Gather all lines with "color" from the records.

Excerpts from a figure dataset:
==========

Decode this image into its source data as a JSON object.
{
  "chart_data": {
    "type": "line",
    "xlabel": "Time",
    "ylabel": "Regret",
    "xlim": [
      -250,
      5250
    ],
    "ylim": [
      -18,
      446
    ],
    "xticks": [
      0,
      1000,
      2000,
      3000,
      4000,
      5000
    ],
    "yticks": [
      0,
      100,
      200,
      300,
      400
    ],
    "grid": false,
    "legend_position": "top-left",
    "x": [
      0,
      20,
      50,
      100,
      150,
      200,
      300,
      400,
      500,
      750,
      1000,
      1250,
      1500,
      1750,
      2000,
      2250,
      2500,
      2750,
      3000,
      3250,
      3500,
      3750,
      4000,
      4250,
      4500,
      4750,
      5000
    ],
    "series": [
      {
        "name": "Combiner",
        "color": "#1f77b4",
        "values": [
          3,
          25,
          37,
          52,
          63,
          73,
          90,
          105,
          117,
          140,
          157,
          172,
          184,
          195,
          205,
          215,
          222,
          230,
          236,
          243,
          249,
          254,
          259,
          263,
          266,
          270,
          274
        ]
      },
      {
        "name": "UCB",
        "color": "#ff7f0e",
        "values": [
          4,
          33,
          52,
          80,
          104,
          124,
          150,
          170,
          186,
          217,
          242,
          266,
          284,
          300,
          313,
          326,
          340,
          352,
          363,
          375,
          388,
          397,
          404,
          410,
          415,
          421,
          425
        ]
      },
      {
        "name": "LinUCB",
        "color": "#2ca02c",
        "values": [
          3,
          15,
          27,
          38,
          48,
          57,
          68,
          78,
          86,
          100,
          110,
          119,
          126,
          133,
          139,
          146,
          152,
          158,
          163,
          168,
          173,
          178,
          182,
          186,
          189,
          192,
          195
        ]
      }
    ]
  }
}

==========

» **Reply to the task**
        "color": "#1f77b4",
        "color": "#ff7f0e",
        "color": "#2ca02c",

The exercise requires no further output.